-------- Dataset extract

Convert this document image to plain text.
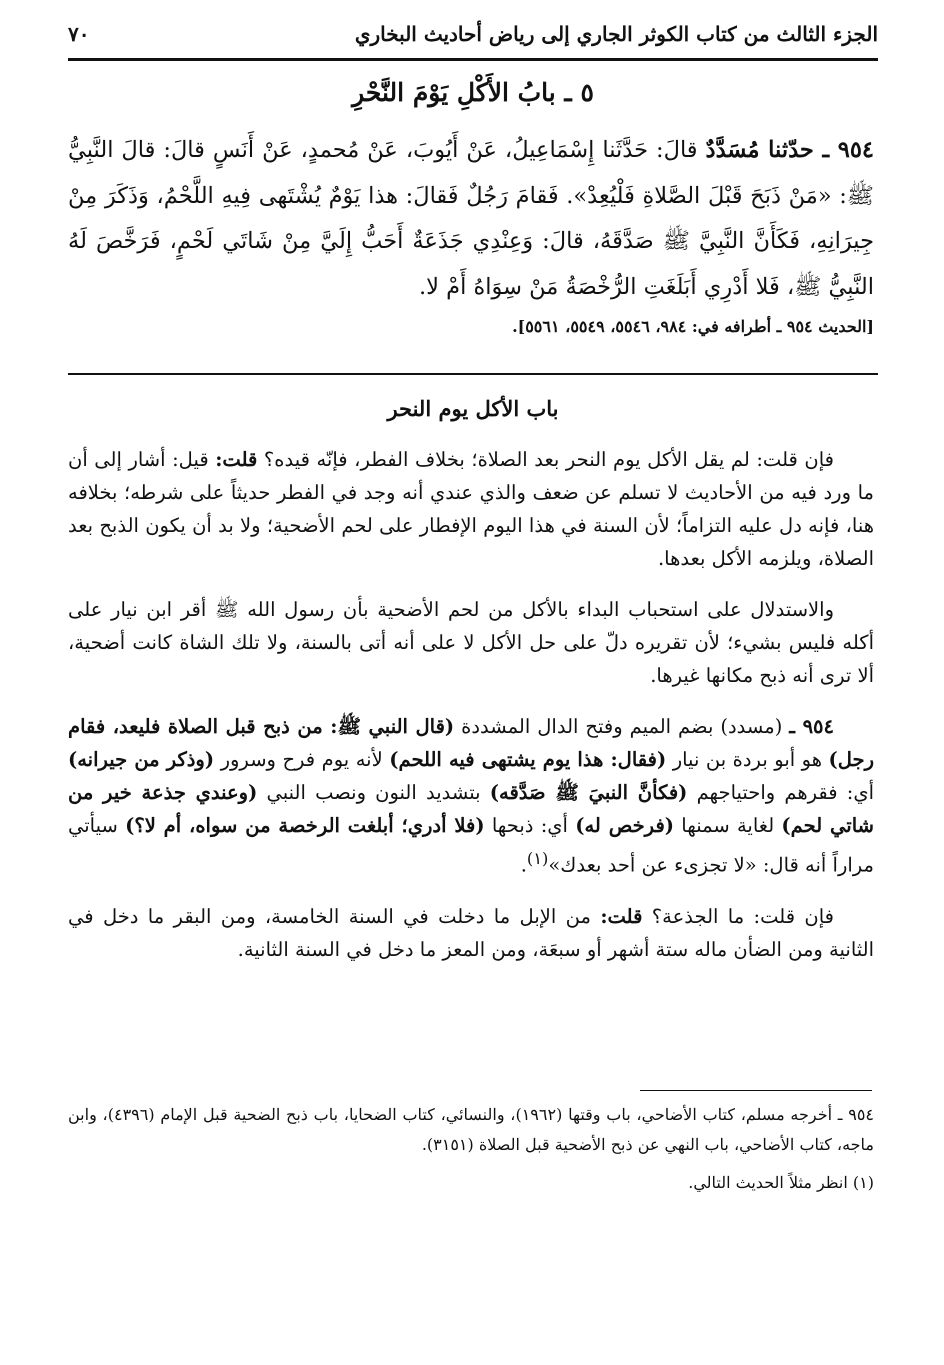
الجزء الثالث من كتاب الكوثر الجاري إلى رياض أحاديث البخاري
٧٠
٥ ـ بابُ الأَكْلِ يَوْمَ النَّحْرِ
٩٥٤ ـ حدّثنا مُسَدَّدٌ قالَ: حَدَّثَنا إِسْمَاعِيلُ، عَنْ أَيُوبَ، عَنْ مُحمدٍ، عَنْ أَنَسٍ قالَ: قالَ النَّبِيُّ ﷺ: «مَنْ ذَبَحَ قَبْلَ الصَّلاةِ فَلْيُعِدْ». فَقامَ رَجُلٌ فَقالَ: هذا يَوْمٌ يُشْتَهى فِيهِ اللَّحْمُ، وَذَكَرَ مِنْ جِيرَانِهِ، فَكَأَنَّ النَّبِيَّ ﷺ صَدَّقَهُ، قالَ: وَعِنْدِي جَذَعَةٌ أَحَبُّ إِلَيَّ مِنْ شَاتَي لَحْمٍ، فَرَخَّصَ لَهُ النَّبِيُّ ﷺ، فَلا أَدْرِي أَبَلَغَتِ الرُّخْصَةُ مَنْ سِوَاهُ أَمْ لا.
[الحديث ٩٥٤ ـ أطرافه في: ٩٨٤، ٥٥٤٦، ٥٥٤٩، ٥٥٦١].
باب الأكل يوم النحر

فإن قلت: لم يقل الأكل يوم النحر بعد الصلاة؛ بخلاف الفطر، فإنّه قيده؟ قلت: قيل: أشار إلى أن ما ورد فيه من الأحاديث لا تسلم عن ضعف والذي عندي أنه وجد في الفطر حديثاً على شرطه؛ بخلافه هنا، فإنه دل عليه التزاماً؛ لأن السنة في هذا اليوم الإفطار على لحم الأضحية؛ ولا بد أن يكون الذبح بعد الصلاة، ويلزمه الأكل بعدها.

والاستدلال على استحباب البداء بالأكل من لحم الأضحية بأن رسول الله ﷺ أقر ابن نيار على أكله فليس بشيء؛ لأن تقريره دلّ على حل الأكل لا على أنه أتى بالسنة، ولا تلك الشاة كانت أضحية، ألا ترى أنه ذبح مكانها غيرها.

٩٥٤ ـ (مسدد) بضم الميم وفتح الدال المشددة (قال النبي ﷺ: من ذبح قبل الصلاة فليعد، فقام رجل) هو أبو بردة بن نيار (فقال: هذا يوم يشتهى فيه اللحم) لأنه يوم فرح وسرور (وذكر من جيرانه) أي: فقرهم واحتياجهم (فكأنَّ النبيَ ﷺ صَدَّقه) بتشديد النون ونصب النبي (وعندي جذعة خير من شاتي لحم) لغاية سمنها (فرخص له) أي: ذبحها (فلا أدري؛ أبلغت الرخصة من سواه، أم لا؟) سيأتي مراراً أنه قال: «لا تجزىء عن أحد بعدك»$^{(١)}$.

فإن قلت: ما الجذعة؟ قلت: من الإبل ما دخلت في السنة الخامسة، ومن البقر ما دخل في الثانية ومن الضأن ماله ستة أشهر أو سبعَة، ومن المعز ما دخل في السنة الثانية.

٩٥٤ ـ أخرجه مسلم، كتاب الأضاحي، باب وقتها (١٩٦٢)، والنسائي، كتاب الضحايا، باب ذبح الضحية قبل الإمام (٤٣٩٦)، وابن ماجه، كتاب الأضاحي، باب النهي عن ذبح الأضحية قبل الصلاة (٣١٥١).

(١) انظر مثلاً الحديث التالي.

----------------
-------- Dataset extract

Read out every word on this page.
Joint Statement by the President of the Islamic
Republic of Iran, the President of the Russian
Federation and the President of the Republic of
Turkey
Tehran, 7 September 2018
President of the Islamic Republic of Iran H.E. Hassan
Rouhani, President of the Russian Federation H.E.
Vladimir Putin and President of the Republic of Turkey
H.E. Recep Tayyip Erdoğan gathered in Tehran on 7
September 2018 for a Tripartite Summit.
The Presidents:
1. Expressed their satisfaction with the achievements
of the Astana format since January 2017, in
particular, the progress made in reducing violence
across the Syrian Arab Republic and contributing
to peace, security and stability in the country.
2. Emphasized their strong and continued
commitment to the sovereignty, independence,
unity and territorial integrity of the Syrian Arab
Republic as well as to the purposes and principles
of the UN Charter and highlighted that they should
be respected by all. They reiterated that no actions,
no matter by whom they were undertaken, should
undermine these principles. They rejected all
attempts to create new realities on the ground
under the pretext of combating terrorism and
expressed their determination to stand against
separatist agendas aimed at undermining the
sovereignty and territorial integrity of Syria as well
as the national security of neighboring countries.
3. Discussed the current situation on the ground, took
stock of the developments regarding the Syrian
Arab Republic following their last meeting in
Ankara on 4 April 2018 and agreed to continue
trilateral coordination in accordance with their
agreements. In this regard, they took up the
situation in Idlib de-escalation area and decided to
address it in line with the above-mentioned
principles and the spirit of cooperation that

----------------

Exercise directions »
Identify each line holding the string "September", and copy it out.

Correct response »
Tehran, 7 September 2018
September 2018 for a Tripartite Summit.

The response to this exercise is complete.